Request:
Output the full listing below exactly as it reads, and skip anything that is a picture.

:: Given data ::

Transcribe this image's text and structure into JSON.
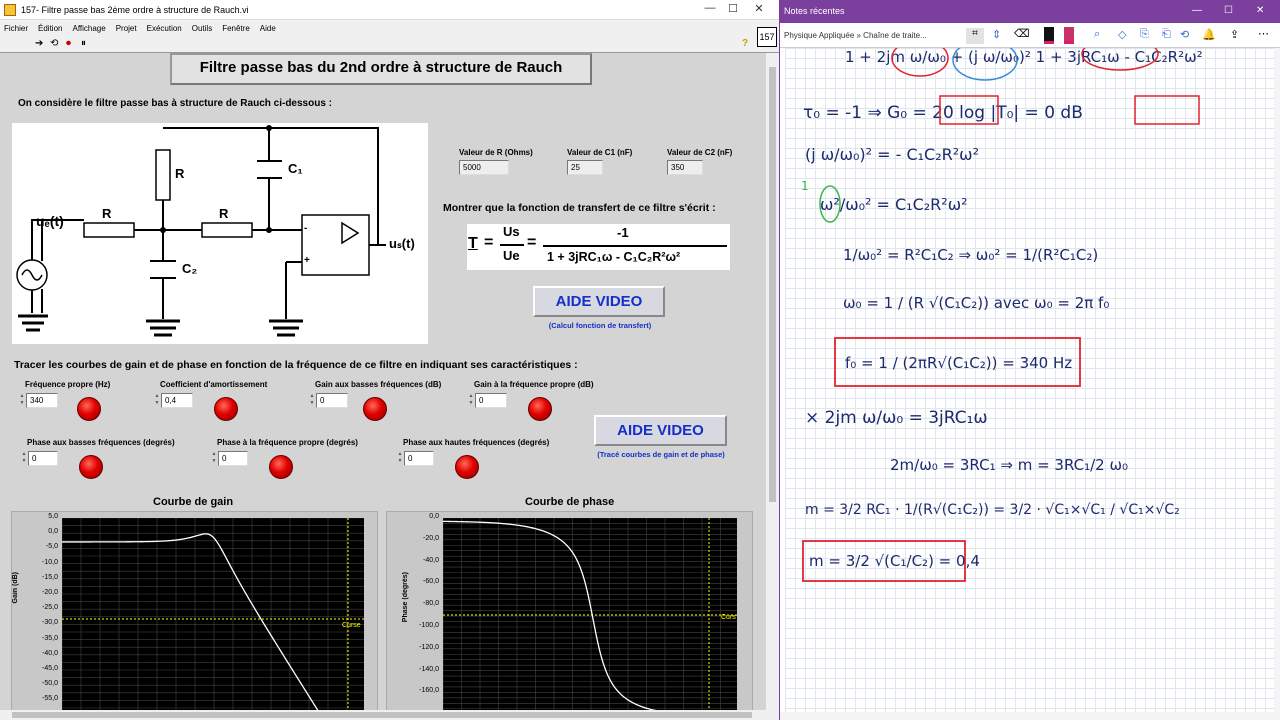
{
  "labview": {
    "window_title": "157- Filtre passe bas 2ème ordre à structure de Rauch.vi",
    "vi_number": "157",
    "menu": [
      "Fichier",
      "Édition",
      "Affichage",
      "Projet",
      "Exécution",
      "Outils",
      "Fenêtre",
      "Aide"
    ],
    "panel_title": "Filtre passe bas du 2nd ordre à structure de Rauch",
    "intro": "On considère le filtre passe bas à structure de Rauch ci-dessous :",
    "circuit": {
      "R1": "R",
      "R2": "R",
      "R3": "R",
      "C1": "C₁",
      "C2": "C₂",
      "ue": "uₑ(t)",
      "us": "uₛ(t)",
      "minus": "-",
      "plus": "+"
    },
    "inputs": {
      "R": {
        "label": "Valeur de R (Ohms)",
        "value": "5000"
      },
      "C1": {
        "label": "Valeur de C1 (nF)",
        "value": "25"
      },
      "C2": {
        "label": "Valeur de C2 (nF)",
        "value": "350"
      }
    },
    "montrer": "Montrer que la fonction de transfert de ce filtre s'écrit :",
    "formula": {
      "T": "T",
      "eq1": "=",
      "us": "Us",
      "ue": "Ue",
      "eq2": "=",
      "num": "-1",
      "den": "1 + 3jRC₁ω - C₁C₂R²ω²"
    },
    "aide1": {
      "label": "AIDE VIDEO",
      "note": "(Calcul fonction de transfert)"
    },
    "tracer": "Tracer les courbes de gain et de phase en fonction de la fréquence de ce filtre en indiquant ses caractéristiques  :",
    "fields_row1": [
      {
        "label": "Fréquence propre (Hz)",
        "value": "340"
      },
      {
        "label": "Coefficient d'amortissement",
        "value": "0,4"
      },
      {
        "label": "Gain aux basses fréquences (dB)",
        "value": "0"
      },
      {
        "label": "Gain à la fréquence propre (dB)",
        "value": "0"
      }
    ],
    "fields_row2": [
      {
        "label": "Phase aux basses fréquences (degrés)",
        "value": "0"
      },
      {
        "label": "Phase à la fréquence propre (degrés)",
        "value": "0"
      },
      {
        "label": "Phase aux hautes fréquences (degrés)",
        "value": "0"
      }
    ],
    "aide2": {
      "label": "AIDE VIDEO",
      "note": "(Tracé courbes de gain et de phase)"
    },
    "gain_graph": {
      "title": "Courbe de gain",
      "ylabel": "Gain (dB)",
      "cursor": "Curse",
      "yticks": [
        "5,0",
        "0,0",
        "-5,0",
        "-10,0",
        "-15,0",
        "-20,0",
        "-25,0",
        "-30,0",
        "-35,0",
        "-40,0",
        "-45,0",
        "-50,0",
        "-55,0"
      ]
    },
    "phase_graph": {
      "title": "Courbe de phase",
      "ylabel": "Phase (degrés)",
      "cursor": "Curs",
      "yticks": [
        "0,0",
        "-20,0",
        "-40,0",
        "-60,0",
        "-80,0",
        "-100,0",
        "-120,0",
        "-140,0",
        "-160,0"
      ]
    }
  },
  "onenote": {
    "title": "Notes récentes",
    "breadcrumb": "Physique Appliquée » Chaîne de traite...",
    "window_controls": [
      "—",
      "☐",
      "✕"
    ],
    "notes": {
      "l1": "τ₀ = -1  ⇒  G₀ = 20 log |T₀| = 0 dB",
      "l2": "(j ω/ω₀)² = - C₁C₂R²ω²",
      "l3": "ω²/ω₀² = C₁C₂R²ω²",
      "l4a": "1/ω₀² = R²C₁C₂  ⇒  ω₀² = 1/(R²C₁C₂)",
      "l5": "ω₀ = 1 / (R √(C₁C₂))   avec ω₀ = 2π f₀",
      "l6": "f₀ = 1 / (2πR√(C₁C₂)) = 340 Hz",
      "l7": "× 2jm ω/ω₀ = 3jRC₁ω",
      "l8": "2m/ω₀ = 3RC₁  ⇒  m = 3RC₁/2 ω₀",
      "l9": "m = 3/2 RC₁ · 1/(R√(C₁C₂)) = 3/2 · √C₁×√C₁ / √C₁×√C₂",
      "l10": "m = 3/2 √(C₁/C₂) = 0,4",
      "top": "1 + 2jm ω/ω₀ + (j ω/ω₀)²     1 + 3jRC₁ω - C₁C₂R²ω²"
    }
  },
  "colors": {
    "accent_red": "#e1242c",
    "onenote_purple": "#7b3f9e",
    "ink": "#1c2a6e",
    "check": "#3ab54a"
  }
}
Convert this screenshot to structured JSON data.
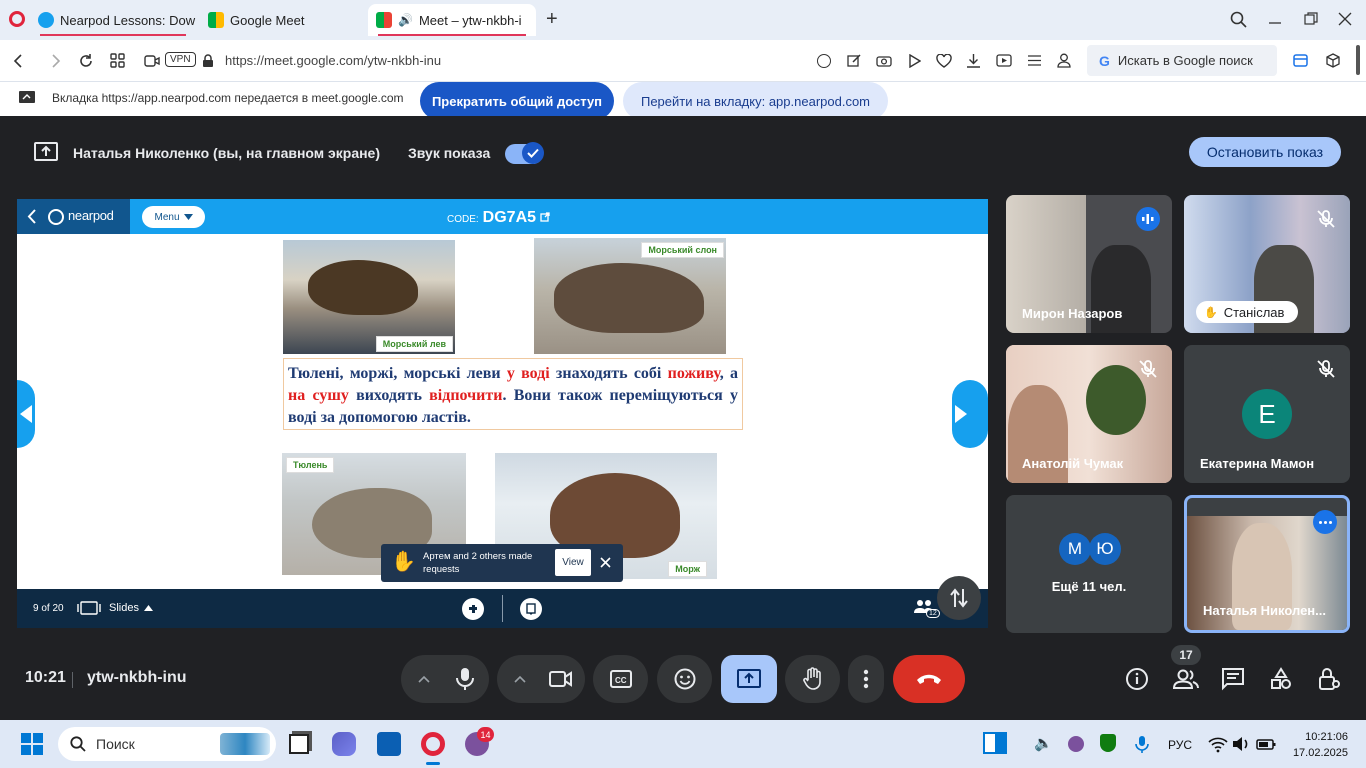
{
  "browser": {
    "tabs": [
      {
        "label": "Nearpod Lessons: Downlo"
      },
      {
        "label": "Google Meet"
      },
      {
        "label": "Meet – ytw-nkbh-i"
      }
    ],
    "vpn_label": "VPN",
    "url": "https://meet.google.com/ytw-nkbh-inu",
    "search_placeholder": "Искать в Google поиск"
  },
  "share_bar": {
    "message": "Вкладка https://app.nearpod.com передается в meet.google.com",
    "stop_label": "Прекратить общий доступ",
    "goto_label": "Перейти на вкладку: app.nearpod.com"
  },
  "presenting": {
    "presenter": "Наталья Николенко (вы, на главном экране)",
    "sound_label": "Звук показа",
    "sound_on": true,
    "stop_label": "Остановить показ"
  },
  "nearpod": {
    "logo": "nearpod",
    "menu_label": "Menu",
    "code_prefix": "CODE:",
    "code": "DG7A5",
    "slide": {
      "captions": {
        "sea_lion": "Морський лев",
        "elephant_seal": "Морський слон",
        "seal": "Тюлень",
        "walrus": "Морж"
      },
      "text_parts": [
        {
          "t": "Тюлені, моржі, морські леви ",
          "red": false
        },
        {
          "t": "у воді",
          "red": true
        },
        {
          "t": " знаходять собі ",
          "red": false
        },
        {
          "t": "поживу",
          "red": true
        },
        {
          "t": ", а ",
          "red": false
        },
        {
          "t": "на сушу",
          "red": true
        },
        {
          "t": " виходять ",
          "red": false
        },
        {
          "t": "відпочити",
          "red": true
        },
        {
          "t": ". Вони також переміщуються у воді за допомогою ластів.",
          "red": false
        }
      ]
    },
    "footer": {
      "page": "9 of 20",
      "slides_label": "Slides",
      "participants_badge": "12"
    },
    "toast": {
      "message": "Артем and 2 others made requests",
      "view_label": "View"
    }
  },
  "participants": [
    {
      "name": "Мирон Назаров",
      "speaking": true
    },
    {
      "name": "Станіслав",
      "muted": true
    },
    {
      "name": "Анатолій Чумак",
      "muted": true
    },
    {
      "name": "Екатерина Мамон",
      "initial": "Е",
      "muted": true
    },
    {
      "name": "Ещё 11 чел.",
      "initials": [
        "М",
        "Ю"
      ]
    },
    {
      "name": "Наталья Николен..."
    }
  ],
  "meet_bar": {
    "time": "10:21",
    "code": "ytw-nkbh-inu",
    "people_count": "17"
  },
  "taskbar": {
    "search_label": "Поиск",
    "badge": "14",
    "lang": "РУС",
    "time": "10:21:06",
    "date": "17.02.2025"
  },
  "colors": {
    "meet_bg": "#202124",
    "nearpod_blue": "#16a0ee",
    "nearpod_dark": "#11568e",
    "end_call": "#d93025",
    "active_btn": "#a8c7fa"
  }
}
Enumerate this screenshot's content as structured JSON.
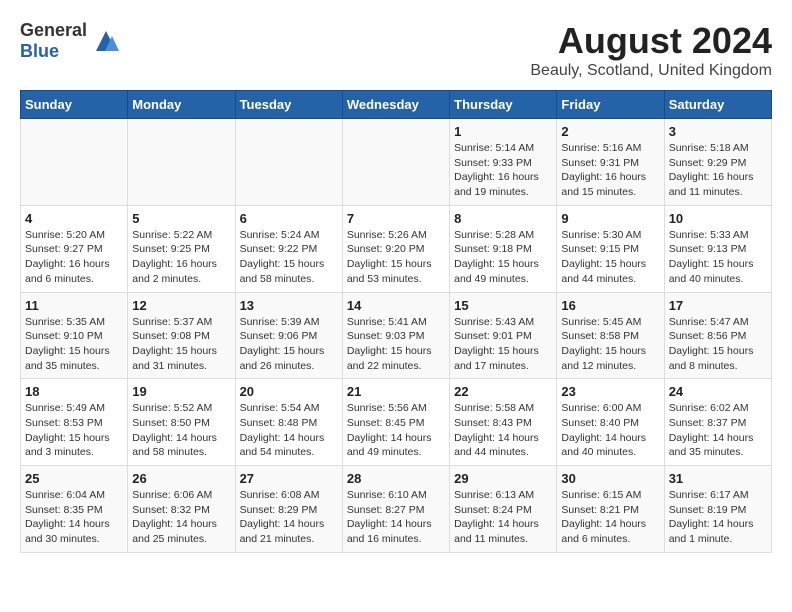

:::

Solved problem:
Transcribe this image's text and structure into JSON.
{
  "labview": {
    "window_title": "157- Filtre passe bas 2ème ordre à structure de Rauch.vi",
    "vi_number": "157",
    "menu": [
      "Fichier",
      "Édition",
      "Affichage",
      "Projet",
      "Exécution",
      "Outils",
      "Fenêtre",
      "Aide"
    ],
    "panel_title": "Filtre passe bas du 2nd ordre à structure de Rauch",
    "intro": "On considère le filtre passe bas à structure de Rauch ci-dessous :",
    "circuit": {
      "R1": "R",
      "R2": "R",
      "R3": "R",
      "C1": "C₁",
      "C2": "C₂",
      "ue": "uₑ(t)",
      "us": "uₛ(t)",
      "minus": "-",
      "plus": "+"
    },
    "inputs": {
      "R": {
        "label": "Valeur de R (Ohms)",
        "value": "5000"
      },
      "C1": {
        "label": "Valeur de C1 (nF)",
        "value": "25"
      },
      "C2": {
        "label": "Valeur de C2 (nF)",
        "value": "350"
      }
    },
    "montrer": "Montrer que la fonction de transfert de ce filtre s'écrit :",
    "formula": {
      "T": "T",
      "eq1": "=",
      "us": "Us",
      "ue": "Ue",
      "eq2": "=",
      "num": "-1",
      "den": "1 + 3jRC₁ω - C₁C₂R²ω²"
    },
    "aide1": {
      "label": "AIDE VIDEO",
      "note": "(Calcul fonction de transfert)"
    },
    "tracer": "Tracer les courbes de gain et de phase en fonction de la fréquence de ce filtre en indiquant ses caractéristiques  :",
    "fields_row1": [
      {
        "label": "Fréquence propre (Hz)",
        "value": "340"
      },
      {
        "label": "Coefficient d'amortissement",
        "value": "0,4"
      },
      {
        "label": "Gain aux basses fréquences (dB)",
        "value": "0"
      },
      {
        "label": "Gain à la fréquence propre (dB)",
        "value": "0"
      }
    ],
    "fields_row2": [
      {
        "label": "Phase aux basses fréquences (degrés)",
        "value": "0"
      },
      {
        "label": "Phase à la fréquence propre (degrés)",
        "value": "0"
      },
      {
        "label": "Phase aux hautes fréquences (degrés)",
        "value": "0"
      }
    ],
    "aide2": {
      "label": "AIDE VIDEO",
      "note": "(Tracé courbes de gain et de phase)"
    },
    "gain_graph": {
      "title": "Courbe de gain",
      "ylabel": "Gain (dB)",
      "cursor": "Curse",
      "yticks": [
        "5,0",
        "0,0",
        "-5,0",
        "-10,0",
        "-15,0",
        "-20,0",
        "-25,0",
        "-30,0",
        "-35,0",
        "-40,0",
        "-45,0",
        "-50,0",
        "-55,0"
      ]
    },
    "phase_graph": {
      "title": "Courbe de phase",
      "ylabel": "Phase (degrés)",
      "cursor": "Curs",
      "yticks": [
        "0,0",
        "-20,0",
        "-40,0",
        "-60,0",
        "-80,0",
        "-100,0",
        "-120,0",
        "-140,0",
        "-160,0"
      ]
    }
  },
  "onenote": {
    "title": "Notes récentes",
    "breadcrumb": "Physique Appliquée » Chaîne de traite...",
    "window_controls": [
      "—",
      "☐",
      "✕"
    ],
    "notes": {
      "l1": "τ₀ = -1  ⇒  G₀ = 20 log |T₀| = 0 dB",
      "l2": "(j ω/ω₀)² = - C₁C₂R²ω²",
      "l3": "ω²/ω₀² = C₁C₂R²ω²",
      "l4a": "1/ω₀² = R²C₁C₂  ⇒  ω₀² = 1/(R²C₁C₂)",
      "l5": "ω₀ = 1 / (R √(C₁C₂))   avec ω₀ = 2π f₀",
      "l6": "f₀ = 1 / (2πR√(C₁C₂)) = 340 Hz",
      "l7": "× 2jm ω/ω₀ = 3jRC₁ω",
      "l8": "2m/ω₀ = 3RC₁  ⇒  m = 3RC₁/2 ω₀",
      "l9": "m = 3/2 RC₁ · 1/(R√(C₁C₂)) = 3/2 · √C₁×√C₁ / √C₁×√C₂",
      "l10": "m = 3/2 √(C₁/C₂) = 0,4",
      "top": "1 + 2jm ω/ω₀ + (j ω/ω₀)²     1 + 3jRC₁ω - C₁C₂R²ω²"
    }
  },
  "colors": {
    "accent_red": "#e1242c",
    "onenote_purple": "#7b3f9e",
    "ink": "#1c2a6e",
    "check": "#3ab54a"
  }
}
Convert this screenshot to structured JSON data.
{
  "browser": {
    "tabs": [
      {
        "label": "Nearpod Lessons: Downlo"
      },
      {
        "label": "Google Meet"
      },
      {
        "label": "Meet – ytw-nkbh-i"
      }
    ],
    "vpn_label": "VPN",
    "url": "https://meet.google.com/ytw-nkbh-inu",
    "search_placeholder": "Искать в Google поиск"
  },
  "share_bar": {
    "message": "Вкладка https://app.nearpod.com передается в meet.google.com",
    "stop_label": "Прекратить общий доступ",
    "goto_label": "Перейти на вкладку: app.nearpod.com"
  },
  "presenting": {
    "presenter": "Наталья Николенко (вы, на главном экране)",
    "sound_label": "Звук показа",
    "sound_on": true,
    "stop_label": "Остановить показ"
  },
  "nearpod": {
    "logo": "nearpod",
    "menu_label": "Menu",
    "code_prefix": "CODE:",
    "code": "DG7A5",
    "slide": {
      "captions": {
        "sea_lion": "Морський лев",
        "elephant_seal": "Морський слон",
        "seal": "Тюлень",
        "walrus": "Морж"
      },
      "text_parts": [
        {
          "t": "Тюлені, моржі, морські леви ",
          "red": false
        },
        {
          "t": "у воді",
          "red": true
        },
        {
          "t": " знаходять собі ",
          "red": false
        },
        {
          "t": "поживу",
          "red": true
        },
        {
          "t": ", а ",
          "red": false
        },
        {
          "t": "на сушу",
          "red": true
        },
        {
          "t": " виходять ",
          "red": false
        },
        {
          "t": "відпочити",
          "red": true
        },
        {
          "t": ". Вони також переміщуються у воді за допомогою ластів.",
          "red": false
        }
      ]
    },
    "footer": {
      "page": "9 of 20",
      "slides_label": "Slides",
      "participants_badge": "12"
    },
    "toast": {
      "message": "Артем and 2 others made requests",
      "view_label": "View"
    }
  },
  "participants": [
    {
      "name": "Мирон Назаров",
      "speaking": true
    },
    {
      "name": "Станіслав",
      "muted": true
    },
    {
      "name": "Анатолій Чумак",
      "muted": true
    },
    {
      "name": "Екатерина Мамон",
      "initial": "Е",
      "muted": true
    },
    {
      "name": "Ещё 11 чел.",
      "initials": [
        "М",
        "Ю"
      ]
    },
    {
      "name": "Наталья Николен..."
    }
  ],
  "meet_bar": {
    "time": "10:21",
    "code": "ytw-nkbh-inu",
    "people_count": "17"
  },
  "taskbar": {
    "search_label": "Поиск",
    "badge": "14",
    "lang": "РУС",
    "time": "10:21:06",
    "date": "17.02.2025"
  },
  "colors": {
    "meet_bg": "#202124",
    "nearpod_blue": "#16a0ee",
    "nearpod_dark": "#11568e",
    "end_call": "#d93025",
    "active_btn": "#a8c7fa"
  }
}
Enumerate this screenshot's content as structured JSON.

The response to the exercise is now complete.